- DATA ROWS:

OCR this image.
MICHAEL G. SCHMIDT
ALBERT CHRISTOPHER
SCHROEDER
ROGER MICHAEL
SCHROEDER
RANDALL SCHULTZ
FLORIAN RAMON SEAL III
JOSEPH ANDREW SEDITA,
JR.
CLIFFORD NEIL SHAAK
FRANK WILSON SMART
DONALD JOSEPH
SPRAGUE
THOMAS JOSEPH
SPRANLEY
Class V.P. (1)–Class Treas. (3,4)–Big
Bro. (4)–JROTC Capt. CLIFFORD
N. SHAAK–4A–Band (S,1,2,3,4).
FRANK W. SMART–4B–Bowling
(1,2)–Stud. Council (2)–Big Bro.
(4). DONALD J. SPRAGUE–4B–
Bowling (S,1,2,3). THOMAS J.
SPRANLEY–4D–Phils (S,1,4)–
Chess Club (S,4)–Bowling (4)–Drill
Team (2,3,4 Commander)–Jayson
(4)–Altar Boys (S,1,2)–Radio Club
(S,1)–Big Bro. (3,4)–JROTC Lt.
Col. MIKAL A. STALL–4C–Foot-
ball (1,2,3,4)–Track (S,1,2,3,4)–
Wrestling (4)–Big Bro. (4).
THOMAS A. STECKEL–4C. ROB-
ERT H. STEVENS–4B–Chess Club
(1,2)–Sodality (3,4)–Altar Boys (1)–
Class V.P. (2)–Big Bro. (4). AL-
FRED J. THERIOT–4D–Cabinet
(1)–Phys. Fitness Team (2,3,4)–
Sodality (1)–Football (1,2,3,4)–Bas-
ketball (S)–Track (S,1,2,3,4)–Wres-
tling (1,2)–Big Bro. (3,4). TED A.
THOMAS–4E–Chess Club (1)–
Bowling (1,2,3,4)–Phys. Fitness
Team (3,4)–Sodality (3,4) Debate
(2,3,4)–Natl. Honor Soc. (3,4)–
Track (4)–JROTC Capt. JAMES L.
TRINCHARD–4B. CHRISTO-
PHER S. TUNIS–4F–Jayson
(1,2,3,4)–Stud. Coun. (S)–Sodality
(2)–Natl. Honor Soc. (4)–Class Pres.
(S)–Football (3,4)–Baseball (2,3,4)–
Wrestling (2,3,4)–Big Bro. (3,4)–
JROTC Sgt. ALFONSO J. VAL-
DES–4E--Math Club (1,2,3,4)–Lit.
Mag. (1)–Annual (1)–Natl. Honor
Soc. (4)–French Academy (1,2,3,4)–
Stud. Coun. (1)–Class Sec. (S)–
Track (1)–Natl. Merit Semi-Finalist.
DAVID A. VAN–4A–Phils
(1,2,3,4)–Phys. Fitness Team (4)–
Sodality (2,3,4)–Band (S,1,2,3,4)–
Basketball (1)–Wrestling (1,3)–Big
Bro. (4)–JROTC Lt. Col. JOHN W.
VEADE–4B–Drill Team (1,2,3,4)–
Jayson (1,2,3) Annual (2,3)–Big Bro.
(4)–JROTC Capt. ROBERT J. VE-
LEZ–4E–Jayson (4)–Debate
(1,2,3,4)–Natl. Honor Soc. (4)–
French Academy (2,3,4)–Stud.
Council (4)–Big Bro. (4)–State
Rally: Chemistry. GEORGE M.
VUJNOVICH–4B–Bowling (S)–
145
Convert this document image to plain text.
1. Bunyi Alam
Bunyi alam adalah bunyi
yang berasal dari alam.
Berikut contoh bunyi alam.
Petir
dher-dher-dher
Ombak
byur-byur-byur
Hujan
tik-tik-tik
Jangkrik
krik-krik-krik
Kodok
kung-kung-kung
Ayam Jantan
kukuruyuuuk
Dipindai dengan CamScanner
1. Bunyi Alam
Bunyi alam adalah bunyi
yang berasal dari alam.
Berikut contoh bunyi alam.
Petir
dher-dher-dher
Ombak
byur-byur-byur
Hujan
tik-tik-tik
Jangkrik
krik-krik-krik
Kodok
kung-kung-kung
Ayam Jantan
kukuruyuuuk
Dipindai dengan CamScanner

- CHALLENGE:
Of all the lines in the material above, how many contain the word "Jayson"? Give only the count.

- THE RESPONSE:
4